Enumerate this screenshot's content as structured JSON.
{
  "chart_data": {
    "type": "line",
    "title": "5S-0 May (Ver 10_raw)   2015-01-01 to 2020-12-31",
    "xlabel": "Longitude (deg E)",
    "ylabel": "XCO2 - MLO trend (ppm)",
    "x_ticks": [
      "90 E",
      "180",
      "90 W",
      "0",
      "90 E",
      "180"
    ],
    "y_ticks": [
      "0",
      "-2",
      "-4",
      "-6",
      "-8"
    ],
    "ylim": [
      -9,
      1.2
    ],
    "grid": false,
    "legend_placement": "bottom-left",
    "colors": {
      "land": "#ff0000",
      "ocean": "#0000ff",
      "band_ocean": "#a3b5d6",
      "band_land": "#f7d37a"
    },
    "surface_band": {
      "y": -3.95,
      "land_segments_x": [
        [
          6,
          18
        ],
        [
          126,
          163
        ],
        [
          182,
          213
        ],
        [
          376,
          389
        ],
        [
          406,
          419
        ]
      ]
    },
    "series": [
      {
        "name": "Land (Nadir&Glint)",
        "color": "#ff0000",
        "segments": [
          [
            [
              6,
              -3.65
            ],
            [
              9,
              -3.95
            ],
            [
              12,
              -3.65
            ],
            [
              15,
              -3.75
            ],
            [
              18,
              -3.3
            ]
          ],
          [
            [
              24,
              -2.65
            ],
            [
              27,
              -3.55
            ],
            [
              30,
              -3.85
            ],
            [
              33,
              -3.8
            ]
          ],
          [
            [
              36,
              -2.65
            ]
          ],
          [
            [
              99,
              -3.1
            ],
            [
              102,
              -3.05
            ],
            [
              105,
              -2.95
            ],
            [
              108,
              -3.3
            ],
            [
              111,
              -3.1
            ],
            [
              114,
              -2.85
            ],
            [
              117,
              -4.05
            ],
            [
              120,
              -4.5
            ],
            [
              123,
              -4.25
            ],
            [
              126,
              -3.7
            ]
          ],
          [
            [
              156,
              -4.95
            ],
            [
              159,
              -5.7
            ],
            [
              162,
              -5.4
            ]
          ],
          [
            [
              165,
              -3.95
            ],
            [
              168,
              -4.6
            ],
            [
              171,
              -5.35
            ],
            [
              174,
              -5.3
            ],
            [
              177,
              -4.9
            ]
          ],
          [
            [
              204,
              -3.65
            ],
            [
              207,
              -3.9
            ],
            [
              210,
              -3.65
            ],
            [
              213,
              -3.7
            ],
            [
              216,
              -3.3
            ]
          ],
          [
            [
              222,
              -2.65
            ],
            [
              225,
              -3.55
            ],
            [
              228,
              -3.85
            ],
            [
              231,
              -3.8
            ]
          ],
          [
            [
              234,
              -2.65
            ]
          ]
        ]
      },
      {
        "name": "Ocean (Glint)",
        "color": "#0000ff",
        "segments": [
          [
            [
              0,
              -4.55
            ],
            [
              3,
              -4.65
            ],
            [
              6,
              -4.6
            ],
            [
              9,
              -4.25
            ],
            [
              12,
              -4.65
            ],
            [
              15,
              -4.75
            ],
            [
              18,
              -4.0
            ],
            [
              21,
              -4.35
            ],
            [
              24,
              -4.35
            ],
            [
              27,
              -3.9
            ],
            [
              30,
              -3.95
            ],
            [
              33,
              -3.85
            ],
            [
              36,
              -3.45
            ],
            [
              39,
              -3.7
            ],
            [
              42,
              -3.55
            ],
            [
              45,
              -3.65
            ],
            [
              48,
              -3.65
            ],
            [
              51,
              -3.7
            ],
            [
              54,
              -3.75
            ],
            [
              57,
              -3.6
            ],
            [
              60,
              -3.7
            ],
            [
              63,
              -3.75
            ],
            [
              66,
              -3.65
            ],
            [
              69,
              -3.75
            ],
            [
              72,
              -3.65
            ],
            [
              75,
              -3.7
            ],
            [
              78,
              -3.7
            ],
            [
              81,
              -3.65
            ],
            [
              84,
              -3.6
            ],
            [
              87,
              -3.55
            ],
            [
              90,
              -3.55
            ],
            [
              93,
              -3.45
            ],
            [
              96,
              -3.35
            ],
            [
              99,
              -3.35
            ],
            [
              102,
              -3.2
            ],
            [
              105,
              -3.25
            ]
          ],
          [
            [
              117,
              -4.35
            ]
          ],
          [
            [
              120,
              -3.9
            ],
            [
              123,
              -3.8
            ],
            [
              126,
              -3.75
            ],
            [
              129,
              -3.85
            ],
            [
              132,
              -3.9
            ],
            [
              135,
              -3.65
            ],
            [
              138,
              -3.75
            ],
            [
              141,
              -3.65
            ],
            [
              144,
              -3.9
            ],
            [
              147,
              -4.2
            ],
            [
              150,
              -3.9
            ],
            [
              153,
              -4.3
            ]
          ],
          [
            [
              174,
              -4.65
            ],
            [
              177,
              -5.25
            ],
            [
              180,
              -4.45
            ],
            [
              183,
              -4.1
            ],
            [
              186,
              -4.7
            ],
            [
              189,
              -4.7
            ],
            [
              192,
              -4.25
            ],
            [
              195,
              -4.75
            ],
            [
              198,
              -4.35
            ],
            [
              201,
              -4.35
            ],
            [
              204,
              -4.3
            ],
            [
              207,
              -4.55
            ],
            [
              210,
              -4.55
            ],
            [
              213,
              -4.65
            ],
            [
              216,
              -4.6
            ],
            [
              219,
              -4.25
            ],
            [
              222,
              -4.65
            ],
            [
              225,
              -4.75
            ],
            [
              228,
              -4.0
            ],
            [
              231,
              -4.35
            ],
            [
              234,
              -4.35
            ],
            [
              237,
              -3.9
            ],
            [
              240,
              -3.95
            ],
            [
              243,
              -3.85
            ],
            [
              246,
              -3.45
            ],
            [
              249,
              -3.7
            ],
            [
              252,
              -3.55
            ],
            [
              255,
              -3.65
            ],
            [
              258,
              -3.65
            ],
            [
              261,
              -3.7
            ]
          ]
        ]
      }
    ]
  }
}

GIVEN PROBLEM: Return each line of the data exactly as written above.

COMPLETED EXERCISE:
Enumerate this screenshot's content as structured JSON.
{
  "chart_data": {
    "type": "line",
    "title": "5S-0 May (Ver 10_raw)   2015-01-01 to 2020-12-31",
    "xlabel": "Longitude (deg E)",
    "ylabel": "XCO2 - MLO trend (ppm)",
    "x_ticks": [
      "90 E",
      "180",
      "90 W",
      "0",
      "90 E",
      "180"
    ],
    "y_ticks": [
      "0",
      "-2",
      "-4",
      "-6",
      "-8"
    ],
    "ylim": [
      -9,
      1.2
    ],
    "grid": false,
    "legend_placement": "bottom-left",
    "colors": {
      "land": "#ff0000",
      "ocean": "#0000ff",
      "band_ocean": "#a3b5d6",
      "band_land": "#f7d37a"
    },
    "surface_band": {
      "y": -3.95,
      "land_segments_x": [
        [
          6,
          18
        ],
        [
          126,
          163
        ],
        [
          182,
          213
        ],
        [
          376,
          389
        ],
        [
          406,
          419
        ]
      ]
    },
    "series": [
      {
        "name": "Land (Nadir&Glint)",
        "color": "#ff0000",
        "segments": [
          [
            [
              6,
              -3.65
            ],
            [
              9,
              -3.95
            ],
            [
              12,
              -3.65
            ],
            [
              15,
              -3.75
            ],
            [
              18,
              -3.3
            ]
          ],
          [
            [
              24,
              -2.65
            ],
            [
              27,
              -3.55
            ],
            [
              30,
              -3.85
            ],
            [
              33,
              -3.8
            ]
          ],
          [
            [
              36,
              -2.65
            ]
          ],
          [
            [
              99,
              -3.1
            ],
            [
              102,
              -3.05
            ],
            [
              105,
              -2.95
            ],
            [
              108,
              -3.3
            ],
            [
              111,
              -3.1
            ],
            [
              114,
              -2.85
            ],
            [
              117,
              -4.05
            ],
            [
              120,
              -4.5
            ],
            [
              123,
              -4.25
            ],
            [
              126,
              -3.7
            ]
          ],
          [
            [
              156,
              -4.95
            ],
            [
              159,
              -5.7
            ],
            [
              162,
              -5.4
            ]
          ],
          [
            [
              165,
              -3.95
            ],
            [
              168,
              -4.6
            ],
            [
              171,
              -5.35
            ],
            [
              174,
              -5.3
            ],
            [
              177,
              -4.9
            ]
          ],
          [
            [
              204,
              -3.65
            ],
            [
              207,
              -3.9
            ],
            [
              210,
              -3.65
            ],
            [
              213,
              -3.7
            ],
            [
              216,
              -3.3
            ]
          ],
          [
            [
              222,
              -2.65
            ],
            [
              225,
              -3.55
            ],
            [
              228,
              -3.85
            ],
            [
              231,
              -3.8
            ]
          ],
          [
            [
              234,
              -2.65
            ]
          ]
        ]
      },
      {
        "name": "Ocean (Glint)",
        "color": "#0000ff",
        "segments": [
          [
            [
              0,
              -4.55
            ],
            [
              3,
              -4.65
            ],
            [
              6,
              -4.6
            ],
            [
              9,
              -4.25
            ],
            [
              12,
              -4.65
            ],
            [
              15,
              -4.75
            ],
            [
              18,
              -4.0
            ],
            [
              21,
              -4.35
            ],
            [
              24,
              -4.35
            ],
            [
              27,
              -3.9
            ],
            [
              30,
              -3.95
            ],
            [
              33,
              -3.85
            ],
            [
              36,
              -3.45
            ],
            [
              39,
              -3.7
            ],
            [
              42,
              -3.55
            ],
            [
              45,
              -3.65
            ],
            [
              48,
              -3.65
            ],
            [
              51,
              -3.7
            ],
            [
              54,
              -3.75
            ],
            [
              57,
              -3.6
            ],
            [
              60,
              -3.7
            ],
            [
              63,
              -3.75
            ],
            [
              66,
              -3.65
            ],
            [
              69,
              -3.75
            ],
            [
              72,
              -3.65
            ],
            [
              75,
              -3.7
            ],
            [
              78,
              -3.7
            ],
            [
              81,
              -3.65
            ],
            [
              84,
              -3.6
            ],
            [
              87,
              -3.55
            ],
            [
              90,
              -3.55
            ],
            [
              93,
              -3.45
            ],
            [
              96,
              -3.35
            ],
            [
              99,
              -3.35
            ],
            [
              102,
              -3.2
            ],
            [
              105,
              -3.25
            ]
          ],
          [
            [
              117,
              -4.35
            ]
          ],
          [
            [
              120,
              -3.9
            ],
            [
              123,
              -3.8
            ],
            [
              126,
              -3.75
            ],
            [
              129,
              -3.85
            ],
            [
              132,
              -3.9
            ],
            [
              135,
              -3.65
            ],
            [
              138,
              -3.75
            ],
            [
              141,
              -3.65
            ],
            [
              144,
              -3.9
            ],
            [
              147,
              -4.2
            ],
            [
              150,
              -3.9
            ],
            [
              153,
              -4.3
            ]
          ],
          [
            [
              174,
              -4.65
            ],
            [
              177,
              -5.25
            ],
            [
              180,
              -4.45
            ],
            [
              183,
              -4.1
            ],
            [
              186,
              -4.7
            ],
            [
              189,
              -4.7
            ],
            [
              192,
              -4.25
            ],
            [
              195,
              -4.75
            ],
            [
              198,
              -4.35
            ],
            [
              201,
              -4.35
            ],
            [
              204,
              -4.3
            ],
            [
              207,
              -4.55
            ],
            [
              210,
              -4.55
            ],
            [
              213,
              -4.65
            ],
            [
              216,
              -4.6
            ],
            [
              219,
              -4.25
            ],
            [
              222,
              -4.65
            ],
            [
              225,
              -4.75
            ],
            [
              228,
              -4.0
            ],
            [
              231,
              -4.35
            ],
            [
              234,
              -4.35
            ],
            [
              237,
              -3.9
            ],
            [
              240,
              -3.95
            ],
            [
              243,
              -3.85
            ],
            [
              246,
              -3.45
            ],
            [
              249,
              -3.7
            ],
            [
              252,
              -3.55
            ],
            [
              255,
              -3.65
            ],
            [
              258,
              -3.65
            ],
            [
              261,
              -3.7
            ]
          ]
        ]
      }
    ]
  }
}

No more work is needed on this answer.